Extract provided:

An important part of vJASS and OOP in general is encapsulation, which, to put it somewhat inelegantly, is hiding things from those who don't need or shouldn't have access to them.
By default, all members of a struct are public, meaning as long as you have access to the struct type (static members) or an instance of a struct (instance members), you can access the members.
However, in certain situations, you might not want code outside of a certain scope to have access to certain members. Usually this is the case when releasing public scripts or systems and you don't want users who might not know what they are doing to be accessing fields and calling methods they shouldn't be accessing and calling.
One of the ways to achieve this is to declare members as private:
struct Hero private static Hashtable ht // <== private unit u // <== static method create takes player p, real x, real y returns Hero local Hero new = Hero.allocate() set new.u = CreateUnit(p, 'H000', x, y, 270.0) call SaveInteger(Hero.ht, 1, GetHandleId(new.u), new) return new endmethod method getUnit takes nothing returns unit return this.u endmethod // ... static method getHeroFromUnit takes unit u returns Hero return LoadSavedInteger(Hero.ht, 1, GetHandleId(u)) endmethod endstruct
The static field ht has been declared private using the private keyword. Private members cannot be accessed by code outside the struct in which the members were declared. Code within the struct can still freely access private members (as seen in the constructor and static method getHeroFromUnit()).
Static methods and instance members (look at the instance field u) are declared to be private in the same manner, and the effect is the same.
Now that we know a bit about structs, it's time to move on to a very important concept in OOP: polymorphism. In short, polymorphism is the ability to treat multiple types of structs (objects) as if they were all ONE type of object. The simplest way to achieve this is with interfaces.
Just like structs, interfaces define a data type (and in a sense, also a type of object). The difference is that an interface is an abstract data type (ADT). ADTs have the property of being abstract, meaning that they do not define specifically the properties of their types.
To see what this means, take a look at an example:
interface Killable method die takes nothing returns nothing endinterface
The interface Movable seems to be declaring a method: move(). But take a close look and you will see only the method signature (identifier, parameter list, and return type). The method is missing its body, where the code for the method usually goes. Killable simply declares that anything treated as a Killable can be killed via a method called die() but doesn't specify how that method is supposed to work. Another way to look at this is that Killable puts forth a general contract: any Killable object must be capable of being killed via the die() method.
This is how an interface works. It declares instance members (meaning methods and fields) but doesn't actually implement them (or equivalently, puts forth contracts but doesn't specify how they should be fulfilled). This lack of specificity is what renders an interface abstract. In fact, an interface is too abstract to be instantiated like structs. If they can't be instantiated, how are interfaces useful then?
Well, the answer is that structs can extend interfaces. When a struct extends an interface, two things happen. Firstly, the struct must implement any methods that the interface declares. Secondly, instances of that struct can be treated as if they were the same data type as the interface.

Set problem A: List every method declared in the Hero struct shown in the vJASS explanation above.
Set problem B:
Answer these questions using the vJASS explanation above, marking each answer the same way:
(i) By default, are struct members public or private?
(ii) What does the text call an interface's property of not defining specifically the properties of its types?
(iii) What two things happen when a struct extends an interface?
Set problem C: Extend the explanation of vJASS structs and interfaces above, starting right after its last sentence.

Data shown:
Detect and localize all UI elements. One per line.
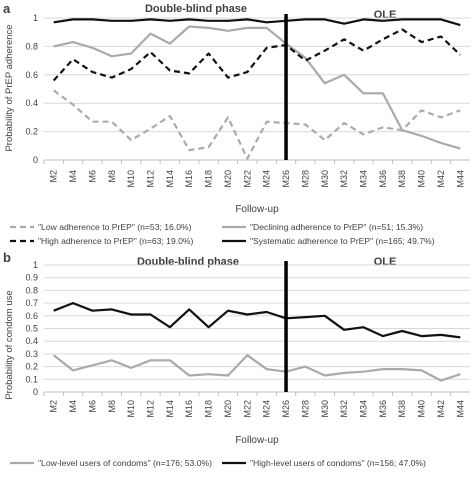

Expected answer A:
create
getUnit
getHeroFromUnit

Expected answer B:
(i) Public.
(ii) Being abstract (an interface is an abstract data type, or ADT).
(iii) The struct must implement any methods the interface declares, and instances of the struct can be treated as if they were the same data type as the interface.

Expected answer C:
struct Hero extends Killable // ... endstruct
Here, the struct Hero has extended the Killable interface. In essence, by extending Killable, Hero is saying that it wants to be treated as if it were a Killable.
But right now there's a problem; interfaces require that all extending structs implement the methods declared within those interfaces, but Hero has not implemented the method declared inside Killable: die(). Remember the general contract of Killable: any Killable must be capable of being killed by the method die(). Hero must fulfill this contract if it wants to extend Killable, so it must implement die():
struct Hero extends Killable // ... method die takes nothing returns nothing call KillUnit(this.u) endmethod // ... endstruct
Hero has implemented die() and by doing so fulfilled Killable's general contract. Now instances of Hero can be treated as the same data type as Killable. So for example:
function InterfaceTypeLocal takes player p, real x, real y returns nothing local Killable m = Hero.create(p, x, y) // Saving an instance of Hero into a variable of type Killable endfunction function InterfaceTypeReturn takes player p, real x, real y returns Movable return Hero.create(p, x, y) // a function with return type Killable returning an instance of Hero endfunction
You may be saying: this is all great, but why bother with interfaces? Why not just make Hero implement die() without the use of an interface? Well, lets suppose there was another struct that extended Killable:
struct Bomb extends Killable // ... method explode takes nothing returns nothing // makes a big boom // ... endmethod method die takes nothing returns nothing call this.explode() endmethod endstruct
Both Hero and Bomb extend Killable, meaning they both implement die() and both can be treated as if they were of type Killable.
Now, let's assume for a second that we wanted a function with a single job: to kill things. The function doesn't care what those things are; as long as they can be killed, it kills them. Well, right now we have two types of objects that can be killed: Hero and Bomb. Without using interfaces, we would probably have to resort to using two functions to get what we wanted:
function KillHero takes Hero hero returns nothing call hero.die() endfunction function KillBomb takes Bomb bomb returns nothing call bomb.die() endfunction
Well...this seems kind of silly. We have two functions essentially doing the exact same thing: calling die() on something that can be killed. The only difference between the two is that one operates on Hero's and one operates on Bomb's. Wouldn't it be nice if we could achieve the same effect with only a single function?
And in fact we can. If the contract of Killable is that any Killable object can be killed via die(), then we can simply create one function that takes in a Killable instance and calls die() on it:
function Kill takes Killable k returns nothing call k.die() endfunction
We've just cut down our code by 50% by taking advantage of interfaces. The above function can take in instances of both Hero and Bomb since by extending Killable, both struct types can be treated as if they were of type Killable. Therefore the following is possible:
function Macabre takes Hero hero, Bomb bomb returns nothing call Kill(hero) call Kill(bomb) endfunction
In the above example we've treated Hero and Bomb, two different struct types, as if they were the same type, namely Killable. This is polymorphism, and you can probably already see the potential advantages of exploiting it.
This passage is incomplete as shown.